— Start Material supplied —

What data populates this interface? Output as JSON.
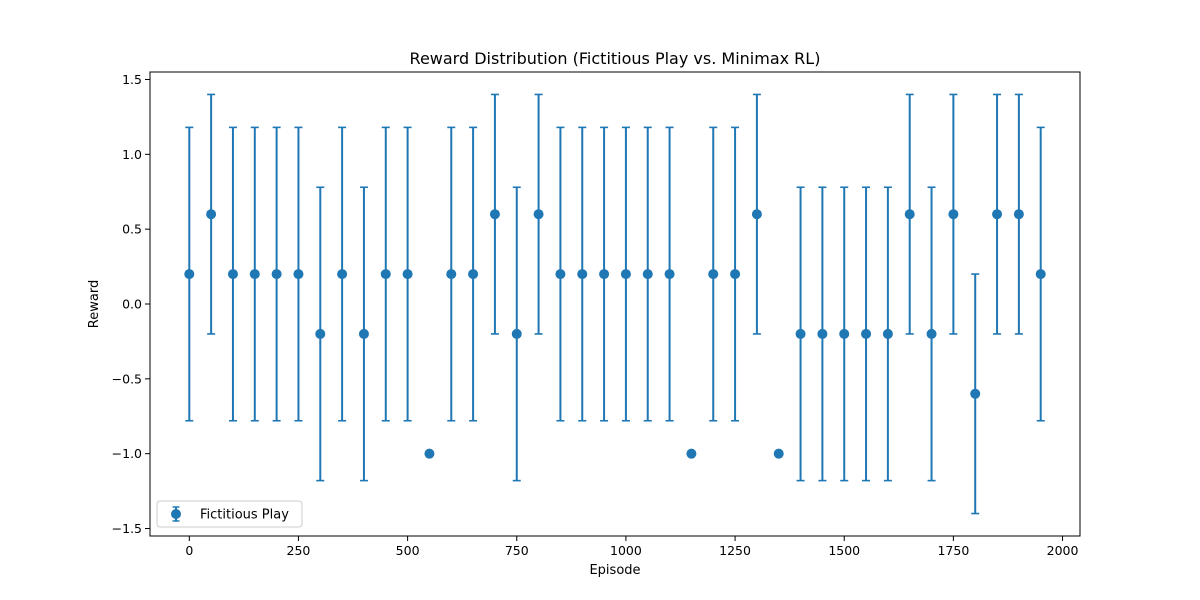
{
  "chart_data": {
    "type": "scatter",
    "title": "Reward Distribution (Fictitious Play vs. Minimax RL)",
    "xlabel": "Episode",
    "ylabel": "Reward",
    "xlim": [
      -90,
      2040
    ],
    "ylim": [
      -1.55,
      1.55
    ],
    "xticks": [
      0,
      250,
      500,
      750,
      1000,
      1250,
      1500,
      1750,
      2000
    ],
    "xtick_labels": [
      "0",
      "250",
      "500",
      "750",
      "1000",
      "1250",
      "1500",
      "1750",
      "2000"
    ],
    "yticks": [
      -1.5,
      -1.0,
      -0.5,
      0.0,
      0.5,
      1.0,
      1.5
    ],
    "ytick_labels": [
      "−1.5",
      "−1.0",
      "−0.5",
      "0.0",
      "0.5",
      "1.0",
      "1.5"
    ],
    "grid": false,
    "legend": {
      "placement": "lower-left",
      "entries": [
        "Fictitious Play"
      ]
    },
    "series": [
      {
        "name": "Fictitious Play",
        "color": "#1f77b4",
        "marker": "circle",
        "error_bars": true,
        "points": [
          {
            "x": 0,
            "y": 0.2,
            "err": 0.98
          },
          {
            "x": 50,
            "y": 0.6,
            "err": 0.8
          },
          {
            "x": 100,
            "y": 0.2,
            "err": 0.98
          },
          {
            "x": 150,
            "y": 0.2,
            "err": 0.98
          },
          {
            "x": 200,
            "y": 0.2,
            "err": 0.98
          },
          {
            "x": 250,
            "y": 0.2,
            "err": 0.98
          },
          {
            "x": 300,
            "y": -0.2,
            "err": 0.98
          },
          {
            "x": 350,
            "y": 0.2,
            "err": 0.98
          },
          {
            "x": 400,
            "y": -0.2,
            "err": 0.98
          },
          {
            "x": 450,
            "y": 0.2,
            "err": 0.98
          },
          {
            "x": 500,
            "y": 0.2,
            "err": 0.98
          },
          {
            "x": 550,
            "y": -1.0,
            "err": 0
          },
          {
            "x": 600,
            "y": 0.2,
            "err": 0.98
          },
          {
            "x": 650,
            "y": 0.2,
            "err": 0.98
          },
          {
            "x": 700,
            "y": 0.6,
            "err": 0.8
          },
          {
            "x": 750,
            "y": -0.2,
            "err": 0.98
          },
          {
            "x": 800,
            "y": 0.6,
            "err": 0.8
          },
          {
            "x": 850,
            "y": 0.2,
            "err": 0.98
          },
          {
            "x": 900,
            "y": 0.2,
            "err": 0.98
          },
          {
            "x": 950,
            "y": 0.2,
            "err": 0.98
          },
          {
            "x": 1000,
            "y": 0.2,
            "err": 0.98
          },
          {
            "x": 1050,
            "y": 0.2,
            "err": 0.98
          },
          {
            "x": 1100,
            "y": 0.2,
            "err": 0.98
          },
          {
            "x": 1150,
            "y": -1.0,
            "err": 0
          },
          {
            "x": 1200,
            "y": 0.2,
            "err": 0.98
          },
          {
            "x": 1250,
            "y": 0.2,
            "err": 0.98
          },
          {
            "x": 1300,
            "y": 0.6,
            "err": 0.8
          },
          {
            "x": 1350,
            "y": -1.0,
            "err": 0
          },
          {
            "x": 1400,
            "y": -0.2,
            "err": 0.98
          },
          {
            "x": 1450,
            "y": -0.2,
            "err": 0.98
          },
          {
            "x": 1500,
            "y": -0.2,
            "err": 0.98
          },
          {
            "x": 1550,
            "y": -0.2,
            "err": 0.98
          },
          {
            "x": 1600,
            "y": -0.2,
            "err": 0.98
          },
          {
            "x": 1650,
            "y": 0.6,
            "err": 0.8
          },
          {
            "x": 1700,
            "y": -0.2,
            "err": 0.98
          },
          {
            "x": 1750,
            "y": 0.6,
            "err": 0.8
          },
          {
            "x": 1800,
            "y": -0.6,
            "err": 0.8
          },
          {
            "x": 1850,
            "y": 0.6,
            "err": 0.8
          },
          {
            "x": 1900,
            "y": 0.6,
            "err": 0.8
          },
          {
            "x": 1950,
            "y": 0.2,
            "err": 0.98
          }
        ]
      }
    ]
  }
}
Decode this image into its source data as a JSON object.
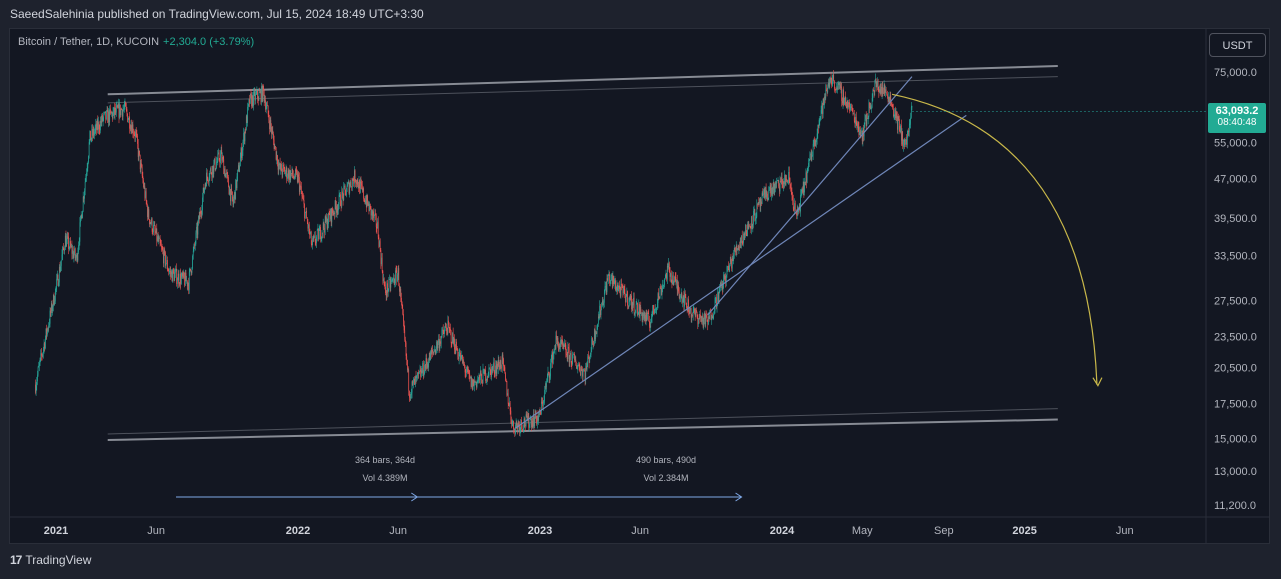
{
  "header": {
    "publisher_line": "SaeedSalehinia published on TradingView.com, Jul 15, 2024 18:49 UTC+3:30"
  },
  "legend": {
    "symbol": "Bitcoin / Tether, 1D, KUCOIN",
    "change": "+2,304.0 (+3.79%)"
  },
  "currency_button": "USDT",
  "last_price": {
    "price": "63,093.2",
    "countdown": "08:40:48"
  },
  "footer": {
    "brand": "TradingView",
    "logo_glyph": "17"
  },
  "colors": {
    "background": "#131722",
    "up": "#26a69a",
    "down": "#ef5350",
    "channel": "#9598a1",
    "trend": "#6f86b8",
    "arrow": "#c9b84a",
    "measure": "#7fa8e6"
  },
  "chart_data": {
    "type": "candlestick",
    "y_scale": "log",
    "y_ticks": [
      "75,000.0",
      "63,000.0",
      "55,000.0",
      "47,000.0",
      "39,500.0",
      "33,500.0",
      "27,500.0",
      "23,500.0",
      "20,500.0",
      "17,500.0",
      "15,000.0",
      "13,000.0",
      "11,200.0"
    ],
    "x_ticks": [
      "2021",
      "Jun",
      "2022",
      "Jun",
      "2023",
      "Jun",
      "2024",
      "May",
      "Sep",
      "2025",
      "Jun"
    ],
    "measurements": [
      {
        "bars": "364 bars, 364d",
        "vol": "Vol 4.389M"
      },
      {
        "bars": "490 bars, 490d",
        "vol": "Vol 2.384M"
      }
    ],
    "series": [
      {
        "values": [
          {
            "date": "2020-12-01",
            "close": 19000
          },
          {
            "date": "2021-01-01",
            "close": 29000
          },
          {
            "date": "2021-01-15",
            "close": 36000
          },
          {
            "date": "2021-02-01",
            "close": 33000
          },
          {
            "date": "2021-02-21",
            "close": 56000
          },
          {
            "date": "2021-03-13",
            "close": 61000
          },
          {
            "date": "2021-04-14",
            "close": 64000
          },
          {
            "date": "2021-05-01",
            "close": 57000
          },
          {
            "date": "2021-05-20",
            "close": 40000
          },
          {
            "date": "2021-06-22",
            "close": 31000
          },
          {
            "date": "2021-07-20",
            "close": 29800
          },
          {
            "date": "2021-08-15",
            "close": 47000
          },
          {
            "date": "2021-09-07",
            "close": 52000
          },
          {
            "date": "2021-09-25",
            "close": 42000
          },
          {
            "date": "2021-10-20",
            "close": 66000
          },
          {
            "date": "2021-11-10",
            "close": 68500
          },
          {
            "date": "2021-12-04",
            "close": 49000
          },
          {
            "date": "2022-01-01",
            "close": 47000
          },
          {
            "date": "2022-01-22",
            "close": 35000
          },
          {
            "date": "2022-03-28",
            "close": 47500
          },
          {
            "date": "2022-05-01",
            "close": 38000
          },
          {
            "date": "2022-05-12",
            "close": 28500
          },
          {
            "date": "2022-06-01",
            "close": 31000
          },
          {
            "date": "2022-06-18",
            "close": 18500
          },
          {
            "date": "2022-07-01",
            "close": 19500
          },
          {
            "date": "2022-08-14",
            "close": 24500
          },
          {
            "date": "2022-09-20",
            "close": 19000
          },
          {
            "date": "2022-11-05",
            "close": 21000
          },
          {
            "date": "2022-11-21",
            "close": 15800
          },
          {
            "date": "2022-12-31",
            "close": 16500
          },
          {
            "date": "2023-01-25",
            "close": 23000
          },
          {
            "date": "2023-03-10",
            "close": 20000
          },
          {
            "date": "2023-04-14",
            "close": 30500
          },
          {
            "date": "2023-06-15",
            "close": 25000
          },
          {
            "date": "2023-07-13",
            "close": 31500
          },
          {
            "date": "2023-08-18",
            "close": 26000
          },
          {
            "date": "2023-09-11",
            "close": 25000
          },
          {
            "date": "2023-10-24",
            "close": 34500
          },
          {
            "date": "2023-12-08",
            "close": 44000
          },
          {
            "date": "2024-01-11",
            "close": 47000
          },
          {
            "date": "2024-01-23",
            "close": 39500
          },
          {
            "date": "2024-02-28",
            "close": 62000
          },
          {
            "date": "2024-03-14",
            "close": 73500
          },
          {
            "date": "2024-04-13",
            "close": 64000
          },
          {
            "date": "2024-05-01",
            "close": 57000
          },
          {
            "date": "2024-05-21",
            "close": 71000
          },
          {
            "date": "2024-06-10",
            "close": 68000
          },
          {
            "date": "2024-07-05",
            "close": 54000
          },
          {
            "date": "2024-07-15",
            "close": 63093.2
          }
        ]
      }
    ]
  }
}
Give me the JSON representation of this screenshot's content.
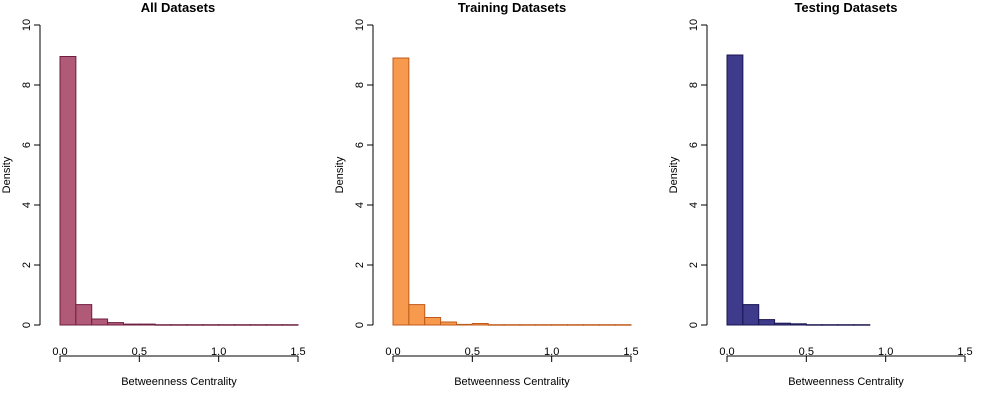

— End Material supplied —

Given problem: From the listing, copy every line where the string "Reward" appears.

Result of the exercise:
    "title": "Reward Distribution (Fictitious Play vs. Minimax RL)",
    "ylabel": "Reward",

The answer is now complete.